● What is expected:
Reproduce every line of the material below character for character.

● Records for this task:
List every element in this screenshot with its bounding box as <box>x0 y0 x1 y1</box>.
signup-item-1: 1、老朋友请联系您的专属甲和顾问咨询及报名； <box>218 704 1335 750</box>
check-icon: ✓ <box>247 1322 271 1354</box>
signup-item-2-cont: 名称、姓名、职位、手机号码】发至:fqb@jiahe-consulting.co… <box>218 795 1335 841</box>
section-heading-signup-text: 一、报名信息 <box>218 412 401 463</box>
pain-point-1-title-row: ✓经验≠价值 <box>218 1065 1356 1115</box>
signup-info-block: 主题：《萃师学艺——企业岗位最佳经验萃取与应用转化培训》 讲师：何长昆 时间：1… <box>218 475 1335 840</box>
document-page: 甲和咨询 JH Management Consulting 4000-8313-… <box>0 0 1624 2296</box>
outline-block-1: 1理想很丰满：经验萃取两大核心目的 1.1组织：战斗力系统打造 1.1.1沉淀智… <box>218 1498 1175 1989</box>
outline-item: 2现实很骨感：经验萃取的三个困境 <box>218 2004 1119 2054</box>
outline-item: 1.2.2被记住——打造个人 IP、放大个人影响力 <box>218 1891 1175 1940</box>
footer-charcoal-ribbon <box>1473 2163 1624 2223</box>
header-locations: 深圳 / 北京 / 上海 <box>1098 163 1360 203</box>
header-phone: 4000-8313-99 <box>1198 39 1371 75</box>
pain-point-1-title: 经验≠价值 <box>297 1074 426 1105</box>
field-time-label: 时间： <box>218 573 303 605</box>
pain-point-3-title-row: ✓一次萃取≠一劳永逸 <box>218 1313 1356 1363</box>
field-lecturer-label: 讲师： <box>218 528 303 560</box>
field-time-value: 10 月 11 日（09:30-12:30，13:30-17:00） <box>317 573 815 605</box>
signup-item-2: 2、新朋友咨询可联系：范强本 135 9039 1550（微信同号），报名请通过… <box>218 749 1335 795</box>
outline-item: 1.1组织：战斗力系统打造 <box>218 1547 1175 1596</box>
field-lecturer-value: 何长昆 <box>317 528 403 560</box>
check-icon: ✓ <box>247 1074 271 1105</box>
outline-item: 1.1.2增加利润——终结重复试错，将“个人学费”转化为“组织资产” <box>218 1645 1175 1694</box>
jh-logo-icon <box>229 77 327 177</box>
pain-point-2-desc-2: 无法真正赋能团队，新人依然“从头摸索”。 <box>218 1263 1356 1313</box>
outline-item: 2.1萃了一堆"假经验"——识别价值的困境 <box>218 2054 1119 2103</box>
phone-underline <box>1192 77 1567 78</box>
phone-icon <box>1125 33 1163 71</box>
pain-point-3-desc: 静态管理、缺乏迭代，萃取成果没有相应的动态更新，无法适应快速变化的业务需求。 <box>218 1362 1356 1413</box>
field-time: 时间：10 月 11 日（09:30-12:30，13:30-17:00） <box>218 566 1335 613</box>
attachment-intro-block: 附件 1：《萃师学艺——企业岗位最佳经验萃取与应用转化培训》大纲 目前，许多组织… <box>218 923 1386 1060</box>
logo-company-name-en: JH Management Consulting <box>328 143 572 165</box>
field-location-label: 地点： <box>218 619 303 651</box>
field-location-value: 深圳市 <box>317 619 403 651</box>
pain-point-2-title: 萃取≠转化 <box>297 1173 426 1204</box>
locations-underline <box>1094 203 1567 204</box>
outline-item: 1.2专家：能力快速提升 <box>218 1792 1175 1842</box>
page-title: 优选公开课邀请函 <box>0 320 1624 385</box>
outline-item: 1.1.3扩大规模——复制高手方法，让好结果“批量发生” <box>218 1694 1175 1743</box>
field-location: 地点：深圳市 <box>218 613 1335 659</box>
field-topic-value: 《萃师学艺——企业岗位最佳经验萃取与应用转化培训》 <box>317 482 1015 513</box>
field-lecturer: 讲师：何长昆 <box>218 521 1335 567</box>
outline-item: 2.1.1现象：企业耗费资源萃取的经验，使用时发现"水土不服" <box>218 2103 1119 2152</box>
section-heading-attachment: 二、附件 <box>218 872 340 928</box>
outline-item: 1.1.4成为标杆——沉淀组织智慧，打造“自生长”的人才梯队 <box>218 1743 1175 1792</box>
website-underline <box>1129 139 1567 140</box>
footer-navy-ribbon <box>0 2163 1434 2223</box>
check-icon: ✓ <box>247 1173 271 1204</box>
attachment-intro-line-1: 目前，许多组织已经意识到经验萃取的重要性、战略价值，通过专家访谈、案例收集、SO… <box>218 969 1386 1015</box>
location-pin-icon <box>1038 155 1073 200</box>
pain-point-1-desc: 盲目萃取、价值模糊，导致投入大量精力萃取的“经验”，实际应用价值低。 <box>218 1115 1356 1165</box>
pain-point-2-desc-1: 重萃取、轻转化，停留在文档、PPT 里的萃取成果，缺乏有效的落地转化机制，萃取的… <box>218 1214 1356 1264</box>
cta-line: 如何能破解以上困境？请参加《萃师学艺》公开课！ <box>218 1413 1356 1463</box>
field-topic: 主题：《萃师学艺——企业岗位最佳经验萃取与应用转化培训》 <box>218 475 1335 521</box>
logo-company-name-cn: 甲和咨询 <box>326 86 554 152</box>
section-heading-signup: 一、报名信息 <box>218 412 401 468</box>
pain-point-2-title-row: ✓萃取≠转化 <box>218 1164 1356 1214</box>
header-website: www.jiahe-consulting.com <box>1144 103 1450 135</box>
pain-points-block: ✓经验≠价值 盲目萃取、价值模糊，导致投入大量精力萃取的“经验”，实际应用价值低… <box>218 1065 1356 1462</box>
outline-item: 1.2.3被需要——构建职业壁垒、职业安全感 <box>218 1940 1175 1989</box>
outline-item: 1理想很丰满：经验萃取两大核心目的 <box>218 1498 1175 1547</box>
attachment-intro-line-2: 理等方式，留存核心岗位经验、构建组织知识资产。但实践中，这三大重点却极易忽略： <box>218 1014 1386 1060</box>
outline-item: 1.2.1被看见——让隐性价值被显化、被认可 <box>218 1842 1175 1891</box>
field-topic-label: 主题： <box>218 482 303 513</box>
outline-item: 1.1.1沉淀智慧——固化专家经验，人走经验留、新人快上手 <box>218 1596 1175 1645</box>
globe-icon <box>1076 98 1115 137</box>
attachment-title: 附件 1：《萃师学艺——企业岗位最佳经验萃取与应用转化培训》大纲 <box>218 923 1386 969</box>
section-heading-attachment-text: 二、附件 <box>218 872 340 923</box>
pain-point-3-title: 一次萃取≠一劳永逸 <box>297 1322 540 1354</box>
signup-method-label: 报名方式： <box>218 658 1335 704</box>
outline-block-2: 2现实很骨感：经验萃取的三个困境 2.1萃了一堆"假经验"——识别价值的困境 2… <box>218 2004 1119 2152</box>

● Worked answer:
List every element in this screenshot with its bounding box as <box>x0 y0 x1 y1</box>.
signup-item-1: 1、老朋友请联系您的专属甲和顾问咨询及报名； <box>218 704 1335 750</box>
check-icon: ✓ <box>247 1322 271 1354</box>
signup-item-2-cont: 名称、姓名、职位、手机号码】发至:fqb@jiahe-consulting.co… <box>218 795 1335 841</box>
section-heading-signup-text: 一、报名信息 <box>218 412 401 463</box>
pain-point-1-title-row: ✓经验≠价值 <box>218 1065 1356 1115</box>
signup-info-block: 主题：《萃师学艺——企业岗位最佳经验萃取与应用转化培训》 讲师：何长昆 时间：1… <box>218 475 1335 840</box>
document-page: 甲和咨询 JH Management Consulting 4000-8313-… <box>0 0 1624 2296</box>
outline-block-1: 1理想很丰满：经验萃取两大核心目的 1.1组织：战斗力系统打造 1.1.1沉淀智… <box>218 1498 1175 1989</box>
outline-item: 2现实很骨感：经验萃取的三个困境 <box>218 2004 1119 2054</box>
outline-item: 1.2.2被记住——打造个人 IP、放大个人影响力 <box>218 1891 1175 1940</box>
footer-charcoal-ribbon <box>1473 2163 1624 2223</box>
header-locations: 深圳 / 北京 / 上海 <box>1098 163 1360 203</box>
header-phone: 4000-8313-99 <box>1198 39 1371 75</box>
pain-point-1-title: 经验≠价值 <box>297 1074 426 1105</box>
field-time-label: 时间： <box>218 573 303 605</box>
pain-point-3-title-row: ✓一次萃取≠一劳永逸 <box>218 1313 1356 1363</box>
field-lecturer-label: 讲师： <box>218 528 303 560</box>
field-time-value: 10 月 11 日（09:30-12:30，13:30-17:00） <box>317 573 815 605</box>
signup-item-2: 2、新朋友咨询可联系：范强本 135 9039 1550（微信同号），报名请通过… <box>218 749 1335 795</box>
outline-item: 1.1组织：战斗力系统打造 <box>218 1547 1175 1596</box>
field-lecturer-value: 何长昆 <box>317 528 403 560</box>
check-icon: ✓ <box>247 1074 271 1105</box>
outline-item: 1.1.2增加利润——终结重复试错，将“个人学费”转化为“组织资产” <box>218 1645 1175 1694</box>
jh-logo-icon <box>229 77 327 177</box>
pain-point-2-desc-2: 无法真正赋能团队，新人依然“从头摸索”。 <box>218 1263 1356 1313</box>
outline-item: 2.1萃了一堆"假经验"——识别价值的困境 <box>218 2054 1119 2103</box>
phone-underline <box>1192 77 1567 78</box>
phone-icon <box>1125 33 1163 71</box>
pain-point-3-desc: 静态管理、缺乏迭代，萃取成果没有相应的动态更新，无法适应快速变化的业务需求。 <box>218 1362 1356 1413</box>
field-time: 时间：10 月 11 日（09:30-12:30，13:30-17:00） <box>218 566 1335 613</box>
attachment-intro-block: 附件 1：《萃师学艺——企业岗位最佳经验萃取与应用转化培训》大纲 目前，许多组织… <box>218 923 1386 1060</box>
logo-company-name-en: JH Management Consulting <box>328 143 572 165</box>
field-location-label: 地点： <box>218 619 303 651</box>
field-location-value: 深圳市 <box>317 619 403 651</box>
pain-point-2-title: 萃取≠转化 <box>297 1173 426 1204</box>
locations-underline <box>1094 203 1567 204</box>
outline-item: 1.2专家：能力快速提升 <box>218 1792 1175 1842</box>
page-title: 优选公开课邀请函 <box>0 320 1624 385</box>
outline-item: 1.1.3扩大规模——复制高手方法，让好结果“批量发生” <box>218 1694 1175 1743</box>
field-location: 地点：深圳市 <box>218 613 1335 659</box>
field-topic-value: 《萃师学艺——企业岗位最佳经验萃取与应用转化培训》 <box>317 482 1015 513</box>
field-lecturer: 讲师：何长昆 <box>218 521 1335 567</box>
outline-item: 2.1.1现象：企业耗费资源萃取的经验，使用时发现"水土不服" <box>218 2103 1119 2152</box>
section-heading-attachment: 二、附件 <box>218 872 340 928</box>
outline-item: 1.1.4成为标杆——沉淀组织智慧，打造“自生长”的人才梯队 <box>218 1743 1175 1792</box>
website-underline <box>1129 139 1567 140</box>
footer-navy-ribbon <box>0 2163 1434 2223</box>
check-icon: ✓ <box>247 1173 271 1204</box>
attachment-intro-line-1: 目前，许多组织已经意识到经验萃取的重要性、战略价值，通过专家访谈、案例收集、SO… <box>218 969 1386 1015</box>
location-pin-icon <box>1038 155 1073 200</box>
pain-point-1-desc: 盲目萃取、价值模糊，导致投入大量精力萃取的“经验”，实际应用价值低。 <box>218 1115 1356 1165</box>
pain-point-2-desc-1: 重萃取、轻转化，停留在文档、PPT 里的萃取成果，缺乏有效的落地转化机制，萃取的… <box>218 1214 1356 1264</box>
cta-line: 如何能破解以上困境？请参加《萃师学艺》公开课！ <box>218 1413 1356 1463</box>
field-topic: 主题：《萃师学艺——企业岗位最佳经验萃取与应用转化培训》 <box>218 475 1335 521</box>
logo-company-name-cn: 甲和咨询 <box>326 86 554 152</box>
section-heading-signup: 一、报名信息 <box>218 412 401 468</box>
pain-point-2-title-row: ✓萃取≠转化 <box>218 1164 1356 1214</box>
header-website: www.jiahe-consulting.com <box>1144 103 1450 135</box>
pain-points-block: ✓经验≠价值 盲目萃取、价值模糊，导致投入大量精力萃取的“经验”，实际应用价值低… <box>218 1065 1356 1462</box>
outline-item: 1.2.3被需要——构建职业壁垒、职业安全感 <box>218 1940 1175 1989</box>
outline-item: 1理想很丰满：经验萃取两大核心目的 <box>218 1498 1175 1547</box>
attachment-intro-line-2: 理等方式，留存核心岗位经验、构建组织知识资产。但实践中，这三大重点却极易忽略： <box>218 1014 1386 1060</box>
outline-item: 1.2.1被看见——让隐性价值被显化、被认可 <box>218 1842 1175 1891</box>
field-topic-label: 主题： <box>218 482 303 513</box>
outline-item: 1.1.1沉淀智慧——固化专家经验，人走经验留、新人快上手 <box>218 1596 1175 1645</box>
globe-icon <box>1076 98 1115 137</box>
attachment-title: 附件 1：《萃师学艺——企业岗位最佳经验萃取与应用转化培训》大纲 <box>218 923 1386 969</box>
section-heading-attachment-text: 二、附件 <box>218 872 340 923</box>
pain-point-3-title: 一次萃取≠一劳永逸 <box>297 1322 540 1354</box>
signup-method-label: 报名方式： <box>218 658 1335 704</box>
outline-block-2: 2现实很骨感：经验萃取的三个困境 2.1萃了一堆"假经验"——识别价值的困境 2… <box>218 2004 1119 2152</box>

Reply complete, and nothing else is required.